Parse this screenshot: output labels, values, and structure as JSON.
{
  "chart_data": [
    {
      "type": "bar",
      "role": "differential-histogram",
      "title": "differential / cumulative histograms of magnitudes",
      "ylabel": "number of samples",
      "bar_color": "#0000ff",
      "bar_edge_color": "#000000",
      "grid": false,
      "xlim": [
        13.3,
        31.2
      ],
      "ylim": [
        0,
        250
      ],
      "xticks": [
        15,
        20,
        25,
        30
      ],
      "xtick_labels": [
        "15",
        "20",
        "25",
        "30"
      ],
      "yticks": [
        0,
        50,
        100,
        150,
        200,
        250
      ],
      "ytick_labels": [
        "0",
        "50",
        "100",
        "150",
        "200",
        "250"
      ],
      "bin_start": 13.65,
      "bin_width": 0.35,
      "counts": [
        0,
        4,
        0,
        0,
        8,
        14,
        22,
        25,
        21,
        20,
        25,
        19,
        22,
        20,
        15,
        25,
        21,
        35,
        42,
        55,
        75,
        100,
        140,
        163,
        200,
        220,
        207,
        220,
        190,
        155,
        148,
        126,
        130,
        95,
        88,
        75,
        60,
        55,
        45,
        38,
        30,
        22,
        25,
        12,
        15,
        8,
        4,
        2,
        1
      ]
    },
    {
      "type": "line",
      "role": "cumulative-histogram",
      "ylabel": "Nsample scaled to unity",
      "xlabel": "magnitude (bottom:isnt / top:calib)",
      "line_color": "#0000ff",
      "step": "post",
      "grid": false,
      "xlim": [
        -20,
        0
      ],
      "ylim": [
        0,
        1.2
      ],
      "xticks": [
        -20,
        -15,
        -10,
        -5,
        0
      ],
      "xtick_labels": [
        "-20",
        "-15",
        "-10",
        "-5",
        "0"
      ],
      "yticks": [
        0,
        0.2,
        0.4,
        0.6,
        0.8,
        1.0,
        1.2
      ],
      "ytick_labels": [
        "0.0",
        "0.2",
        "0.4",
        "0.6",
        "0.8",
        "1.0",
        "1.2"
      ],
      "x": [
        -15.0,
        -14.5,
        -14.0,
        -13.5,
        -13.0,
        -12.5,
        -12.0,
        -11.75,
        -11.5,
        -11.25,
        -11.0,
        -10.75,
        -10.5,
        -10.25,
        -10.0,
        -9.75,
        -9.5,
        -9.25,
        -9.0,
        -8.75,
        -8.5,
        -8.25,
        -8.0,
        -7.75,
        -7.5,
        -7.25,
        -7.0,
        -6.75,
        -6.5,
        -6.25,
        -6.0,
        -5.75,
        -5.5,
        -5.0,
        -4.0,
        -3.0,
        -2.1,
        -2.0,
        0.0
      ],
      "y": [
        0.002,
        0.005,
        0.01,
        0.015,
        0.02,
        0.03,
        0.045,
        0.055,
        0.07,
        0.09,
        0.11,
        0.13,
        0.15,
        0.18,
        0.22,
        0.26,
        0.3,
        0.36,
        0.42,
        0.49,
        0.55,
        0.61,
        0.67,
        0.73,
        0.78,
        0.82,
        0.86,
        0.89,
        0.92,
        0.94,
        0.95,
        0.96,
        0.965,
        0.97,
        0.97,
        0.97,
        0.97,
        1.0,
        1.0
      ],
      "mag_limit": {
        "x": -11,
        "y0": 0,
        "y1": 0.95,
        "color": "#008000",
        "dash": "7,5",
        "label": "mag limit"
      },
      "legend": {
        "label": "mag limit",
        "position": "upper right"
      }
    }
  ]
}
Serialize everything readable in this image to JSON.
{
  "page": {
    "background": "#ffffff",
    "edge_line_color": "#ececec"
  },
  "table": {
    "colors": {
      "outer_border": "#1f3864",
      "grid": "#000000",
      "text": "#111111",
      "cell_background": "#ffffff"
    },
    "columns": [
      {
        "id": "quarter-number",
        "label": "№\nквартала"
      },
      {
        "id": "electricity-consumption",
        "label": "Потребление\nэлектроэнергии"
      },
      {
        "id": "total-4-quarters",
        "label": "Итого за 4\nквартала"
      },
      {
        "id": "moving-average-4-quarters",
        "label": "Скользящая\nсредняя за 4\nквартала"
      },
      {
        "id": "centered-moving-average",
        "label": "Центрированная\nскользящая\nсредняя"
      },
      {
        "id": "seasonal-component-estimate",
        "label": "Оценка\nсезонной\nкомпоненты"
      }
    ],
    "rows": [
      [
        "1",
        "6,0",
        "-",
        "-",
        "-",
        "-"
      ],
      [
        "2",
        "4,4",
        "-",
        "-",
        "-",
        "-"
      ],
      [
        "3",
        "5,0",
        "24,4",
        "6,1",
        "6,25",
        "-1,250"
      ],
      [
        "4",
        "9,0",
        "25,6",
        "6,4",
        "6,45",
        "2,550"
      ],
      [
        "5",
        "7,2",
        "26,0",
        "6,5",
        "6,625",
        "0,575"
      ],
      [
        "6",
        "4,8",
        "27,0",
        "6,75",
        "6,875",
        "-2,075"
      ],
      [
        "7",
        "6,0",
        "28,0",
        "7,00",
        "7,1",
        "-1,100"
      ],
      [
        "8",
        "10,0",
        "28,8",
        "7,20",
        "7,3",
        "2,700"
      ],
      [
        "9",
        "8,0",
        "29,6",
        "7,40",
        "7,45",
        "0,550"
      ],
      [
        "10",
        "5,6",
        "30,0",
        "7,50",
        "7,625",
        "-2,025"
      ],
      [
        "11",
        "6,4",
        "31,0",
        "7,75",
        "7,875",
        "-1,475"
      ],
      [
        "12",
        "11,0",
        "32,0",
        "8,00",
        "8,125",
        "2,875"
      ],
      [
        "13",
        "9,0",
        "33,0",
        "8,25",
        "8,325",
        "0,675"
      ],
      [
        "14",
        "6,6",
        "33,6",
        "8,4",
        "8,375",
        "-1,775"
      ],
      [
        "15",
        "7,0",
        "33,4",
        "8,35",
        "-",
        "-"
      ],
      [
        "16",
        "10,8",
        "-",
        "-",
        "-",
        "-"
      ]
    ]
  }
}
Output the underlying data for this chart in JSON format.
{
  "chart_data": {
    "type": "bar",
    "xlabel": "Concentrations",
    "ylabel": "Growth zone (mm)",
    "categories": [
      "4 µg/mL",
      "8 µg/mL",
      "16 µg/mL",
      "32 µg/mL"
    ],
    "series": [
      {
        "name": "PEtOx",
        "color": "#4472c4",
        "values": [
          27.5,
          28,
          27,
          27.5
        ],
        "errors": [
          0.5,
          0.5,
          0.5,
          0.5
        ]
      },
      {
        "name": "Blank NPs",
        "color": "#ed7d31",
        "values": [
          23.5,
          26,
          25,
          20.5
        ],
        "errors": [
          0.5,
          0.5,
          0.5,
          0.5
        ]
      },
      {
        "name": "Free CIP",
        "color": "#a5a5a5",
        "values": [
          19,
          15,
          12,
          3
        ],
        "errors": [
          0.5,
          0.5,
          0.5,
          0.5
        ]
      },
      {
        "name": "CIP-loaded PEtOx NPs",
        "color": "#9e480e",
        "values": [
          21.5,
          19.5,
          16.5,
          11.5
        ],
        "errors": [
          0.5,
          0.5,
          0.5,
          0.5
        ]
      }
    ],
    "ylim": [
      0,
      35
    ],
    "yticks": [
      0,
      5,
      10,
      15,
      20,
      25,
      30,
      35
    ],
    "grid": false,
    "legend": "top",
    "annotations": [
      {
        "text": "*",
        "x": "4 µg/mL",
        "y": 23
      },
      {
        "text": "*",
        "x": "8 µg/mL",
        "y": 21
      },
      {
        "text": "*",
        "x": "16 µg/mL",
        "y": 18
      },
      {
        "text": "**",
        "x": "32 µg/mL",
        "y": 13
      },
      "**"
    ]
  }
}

____

Instructions to follow:
Reproduce the complete data exactly as presented above.

Task output:
Parse this screenshot: output labels, values, and structure as JSON.
{
  "chart_data": [
    {
      "type": "bar",
      "role": "differential-histogram",
      "title": "differential / cumulative histograms of magnitudes",
      "ylabel": "number of samples",
      "bar_color": "#0000ff",
      "bar_edge_color": "#000000",
      "grid": false,
      "xlim": [
        13.3,
        31.2
      ],
      "ylim": [
        0,
        250
      ],
      "xticks": [
        15,
        20,
        25,
        30
      ],
      "xtick_labels": [
        "15",
        "20",
        "25",
        "30"
      ],
      "yticks": [
        0,
        50,
        100,
        150,
        200,
        250
      ],
      "ytick_labels": [
        "0",
        "50",
        "100",
        "150",
        "200",
        "250"
      ],
      "bin_start": 13.65,
      "bin_width": 0.35,
      "counts": [
        0,
        4,
        0,
        0,
        8,
        14,
        22,
        25,
        21,
        20,
        25,
        19,
        22,
        20,
        15,
        25,
        21,
        35,
        42,
        55,
        75,
        100,
        140,
        163,
        200,
        220,
        207,
        220,
        190,
        155,
        148,
        126,
        130,
        95,
        88,
        75,
        60,
        55,
        45,
        38,
        30,
        22,
        25,
        12,
        15,
        8,
        4,
        2,
        1
      ]
    },
    {
      "type": "line",
      "role": "cumulative-histogram",
      "ylabel": "Nsample scaled to unity",
      "xlabel": "magnitude (bottom:isnt / top:calib)",
      "line_color": "#0000ff",
      "step": "post",
      "grid": false,
      "xlim": [
        -20,
        0
      ],
      "ylim": [
        0,
        1.2
      ],
      "xticks": [
        -20,
        -15,
        -10,
        -5,
        0
      ],
      "xtick_labels": [
        "-20",
        "-15",
        "-10",
        "-5",
        "0"
      ],
      "yticks": [
        0,
        0.2,
        0.4,
        0.6,
        0.8,
        1.0,
        1.2
      ],
      "ytick_labels": [
        "0.0",
        "0.2",
        "0.4",
        "0.6",
        "0.8",
        "1.0",
        "1.2"
      ],
      "x": [
        -15.0,
        -14.5,
        -14.0,
        -13.5,
        -13.0,
        -12.5,
        -12.0,
        -11.75,
        -11.5,
        -11.25,
        -11.0,
        -10.75,
        -10.5,
        -10.25,
        -10.0,
        -9.75,
        -9.5,
        -9.25,
        -9.0,
        -8.75,
        -8.5,
        -8.25,
        -8.0,
        -7.75,
        -7.5,
        -7.25,
        -7.0,
        -6.75,
        -6.5,
        -6.25,
        -6.0,
        -5.75,
        -5.5,
        -5.0,
        -4.0,
        -3.0,
        -2.1,
        -2.0,
        0.0
      ],
      "y": [
        0.002,
        0.005,
        0.01,
        0.015,
        0.02,
        0.03,
        0.045,
        0.055,
        0.07,
        0.09,
        0.11,
        0.13,
        0.15,
        0.18,
        0.22,
        0.26,
        0.3,
        0.36,
        0.42,
        0.49,
        0.55,
        0.61,
        0.67,
        0.73,
        0.78,
        0.82,
        0.86,
        0.89,
        0.92,
        0.94,
        0.95,
        0.96,
        0.965,
        0.97,
        0.97,
        0.97,
        0.97,
        1.0,
        1.0
      ],
      "mag_limit": {
        "x": -11,
        "y0": 0,
        "y1": 0.95,
        "color": "#008000",
        "dash": "7,5",
        "label": "mag limit"
      },
      "legend": {
        "label": "mag limit",
        "position": "upper right"
      }
    }
  ]
}
Serialize everything readable in this image to JSON.
{
  "page": {
    "background": "#ffffff",
    "edge_line_color": "#ececec"
  },
  "table": {
    "colors": {
      "outer_border": "#1f3864",
      "grid": "#000000",
      "text": "#111111",
      "cell_background": "#ffffff"
    },
    "columns": [
      {
        "id": "quarter-number",
        "label": "№\nквартала"
      },
      {
        "id": "electricity-consumption",
        "label": "Потребление\nэлектроэнергии"
      },
      {
        "id": "total-4-quarters",
        "label": "Итого за 4\nквартала"
      },
      {
        "id": "moving-average-4-quarters",
        "label": "Скользящая\nсредняя за 4\nквартала"
      },
      {
        "id": "centered-moving-average",
        "label": "Центрированная\nскользящая\nсредняя"
      },
      {
        "id": "seasonal-component-estimate",
        "label": "Оценка\nсезонной\nкомпоненты"
      }
    ],
    "rows": [
      [
        "1",
        "6,0",
        "-",
        "-",
        "-",
        "-"
      ],
      [
        "2",
        "4,4",
        "-",
        "-",
        "-",
        "-"
      ],
      [
        "3",
        "5,0",
        "24,4",
        "6,1",
        "6,25",
        "-1,250"
      ],
      [
        "4",
        "9,0",
        "25,6",
        "6,4",
        "6,45",
        "2,550"
      ],
      [
        "5",
        "7,2",
        "26,0",
        "6,5",
        "6,625",
        "0,575"
      ],
      [
        "6",
        "4,8",
        "27,0",
        "6,75",
        "6,875",
        "-2,075"
      ],
      [
        "7",
        "6,0",
        "28,0",
        "7,00",
        "7,1",
        "-1,100"
      ],
      [
        "8",
        "10,0",
        "28,8",
        "7,20",
        "7,3",
        "2,700"
      ],
      [
        "9",
        "8,0",
        "29,6",
        "7,40",
        "7,45",
        "0,550"
      ],
      [
        "10",
        "5,6",
        "30,0",
        "7,50",
        "7,625",
        "-2,025"
      ],
      [
        "11",
        "6,4",
        "31,0",
        "7,75",
        "7,875",
        "-1,475"
      ],
      [
        "12",
        "11,0",
        "32,0",
        "8,00",
        "8,125",
        "2,875"
      ],
      [
        "13",
        "9,0",
        "33,0",
        "8,25",
        "8,325",
        "0,675"
      ],
      [
        "14",
        "6,6",
        "33,6",
        "8,4",
        "8,375",
        "-1,775"
      ],
      [
        "15",
        "7,0",
        "33,4",
        "8,35",
        "-",
        "-"
      ],
      [
        "16",
        "10,8",
        "-",
        "-",
        "-",
        "-"
      ]
    ]
  }
}
Output the underlying data for this chart in JSON format.
{
  "chart_data": {
    "type": "bar",
    "xlabel": "Concentrations",
    "ylabel": "Growth zone (mm)",
    "categories": [
      "4 µg/mL",
      "8 µg/mL",
      "16 µg/mL",
      "32 µg/mL"
    ],
    "series": [
      {
        "name": "PEtOx",
        "color": "#4472c4",
        "values": [
          27.5,
          28,
          27,
          27.5
        ],
        "errors": [
          0.5,
          0.5,
          0.5,
          0.5
        ]
      },
      {
        "name": "Blank NPs",
        "color": "#ed7d31",
        "values": [
          23.5,
          26,
          25,
          20.5
        ],
        "errors": [
          0.5,
          0.5,
          0.5,
          0.5
        ]
      },
      {
        "name": "Free CIP",
        "color": "#a5a5a5",
        "values": [
          19,
          15,
          12,
          3
        ],
        "errors": [
          0.5,
          0.5,
          0.5,
          0.5
        ]
      },
      {
        "name": "CIP-loaded PEtOx NPs",
        "color": "#9e480e",
        "values": [
          21.5,
          19.5,
          16.5,
          11.5
        ],
        "errors": [
          0.5,
          0.5,
          0.5,
          0.5
        ]
      }
    ],
    "ylim": [
      0,
      35
    ],
    "yticks": [
      0,
      5,
      10,
      15,
      20,
      25,
      30,
      35
    ],
    "grid": false,
    "legend": "top",
    "annotations": [
      {
        "text": "*",
        "x": "4 µg/mL",
        "y": 23
      },
      {
        "text": "*",
        "x": "8 µg/mL",
        "y": 21
      },
      {
        "text": "*",
        "x": "16 µg/mL",
        "y": 18
      },
      {
        "text": "**",
        "x": "32 µg/mL",
        "y": 13
      },
      "**"
    ]
  }
}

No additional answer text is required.